**Set problem**
Locate all lines with the word "伊索寓言". Copy them.

(Dataset items)
▼

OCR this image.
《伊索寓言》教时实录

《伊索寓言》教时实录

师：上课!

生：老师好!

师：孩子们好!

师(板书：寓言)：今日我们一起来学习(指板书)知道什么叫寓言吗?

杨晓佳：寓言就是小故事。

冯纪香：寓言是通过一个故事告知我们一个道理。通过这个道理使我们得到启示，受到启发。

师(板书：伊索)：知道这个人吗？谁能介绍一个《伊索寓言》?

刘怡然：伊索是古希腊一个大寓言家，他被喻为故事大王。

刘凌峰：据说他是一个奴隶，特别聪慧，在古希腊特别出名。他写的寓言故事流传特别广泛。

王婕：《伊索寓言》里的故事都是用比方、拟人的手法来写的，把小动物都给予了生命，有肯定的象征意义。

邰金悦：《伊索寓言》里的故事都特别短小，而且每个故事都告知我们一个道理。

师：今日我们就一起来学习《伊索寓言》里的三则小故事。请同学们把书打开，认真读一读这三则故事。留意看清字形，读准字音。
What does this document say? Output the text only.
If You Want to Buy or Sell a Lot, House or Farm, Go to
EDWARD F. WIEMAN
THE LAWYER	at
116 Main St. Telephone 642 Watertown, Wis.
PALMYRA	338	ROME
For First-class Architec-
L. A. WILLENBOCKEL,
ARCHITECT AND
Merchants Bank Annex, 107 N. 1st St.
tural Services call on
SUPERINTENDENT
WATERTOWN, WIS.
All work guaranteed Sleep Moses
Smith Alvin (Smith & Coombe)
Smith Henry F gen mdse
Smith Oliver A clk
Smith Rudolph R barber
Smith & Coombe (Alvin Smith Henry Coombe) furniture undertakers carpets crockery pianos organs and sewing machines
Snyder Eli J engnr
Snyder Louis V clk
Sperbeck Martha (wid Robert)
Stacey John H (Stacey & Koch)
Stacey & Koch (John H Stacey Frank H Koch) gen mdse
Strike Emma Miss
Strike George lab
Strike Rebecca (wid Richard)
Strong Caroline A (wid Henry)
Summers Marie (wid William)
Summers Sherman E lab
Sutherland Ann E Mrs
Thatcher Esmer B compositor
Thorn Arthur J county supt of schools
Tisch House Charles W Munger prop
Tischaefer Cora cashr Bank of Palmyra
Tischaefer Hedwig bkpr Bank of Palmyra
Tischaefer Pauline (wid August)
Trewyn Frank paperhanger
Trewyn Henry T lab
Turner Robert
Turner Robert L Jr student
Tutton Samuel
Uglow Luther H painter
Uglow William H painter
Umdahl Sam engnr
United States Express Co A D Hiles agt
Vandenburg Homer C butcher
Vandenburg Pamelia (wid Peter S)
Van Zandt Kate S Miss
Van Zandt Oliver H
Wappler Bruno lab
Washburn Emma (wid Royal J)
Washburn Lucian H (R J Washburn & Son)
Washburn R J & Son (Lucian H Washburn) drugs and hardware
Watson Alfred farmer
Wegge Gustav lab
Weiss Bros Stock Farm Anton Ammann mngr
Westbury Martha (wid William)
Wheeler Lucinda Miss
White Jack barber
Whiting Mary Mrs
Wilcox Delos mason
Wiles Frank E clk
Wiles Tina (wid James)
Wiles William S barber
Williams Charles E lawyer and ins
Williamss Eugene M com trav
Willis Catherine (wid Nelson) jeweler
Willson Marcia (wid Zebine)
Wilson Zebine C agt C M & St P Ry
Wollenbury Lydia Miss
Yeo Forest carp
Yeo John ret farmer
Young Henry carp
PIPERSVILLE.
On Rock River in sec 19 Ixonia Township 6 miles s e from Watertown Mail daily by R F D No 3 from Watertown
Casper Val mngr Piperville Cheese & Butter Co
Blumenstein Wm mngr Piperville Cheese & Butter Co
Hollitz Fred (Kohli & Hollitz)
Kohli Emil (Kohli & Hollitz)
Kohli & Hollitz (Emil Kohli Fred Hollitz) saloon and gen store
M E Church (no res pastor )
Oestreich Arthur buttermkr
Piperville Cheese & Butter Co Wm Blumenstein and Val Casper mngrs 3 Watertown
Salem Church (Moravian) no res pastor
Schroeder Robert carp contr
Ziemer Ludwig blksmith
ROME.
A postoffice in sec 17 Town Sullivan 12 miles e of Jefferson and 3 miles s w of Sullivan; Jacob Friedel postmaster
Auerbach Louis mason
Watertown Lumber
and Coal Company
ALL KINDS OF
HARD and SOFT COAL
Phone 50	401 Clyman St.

▲

**Result of the exercise**
《伊索寓言》教时实录
《伊索寓言》教时实录
师(板书：伊索)：知道这个人吗？谁能介绍一个《伊索寓言》?
王婕：《伊索寓言》里的故事都是用比方、拟人的手法来写的，把小动物都给予了生命，有肯定的象征意义。
邰金悦：《伊索寓言》里的故事都特别短小，而且每个故事都告知我们一个道理。
师：今日我们就一起来学习《伊索寓言》里的三则小故事。请同学们把书打开，认真读一读这三则故事。留意看清字形，读准字音。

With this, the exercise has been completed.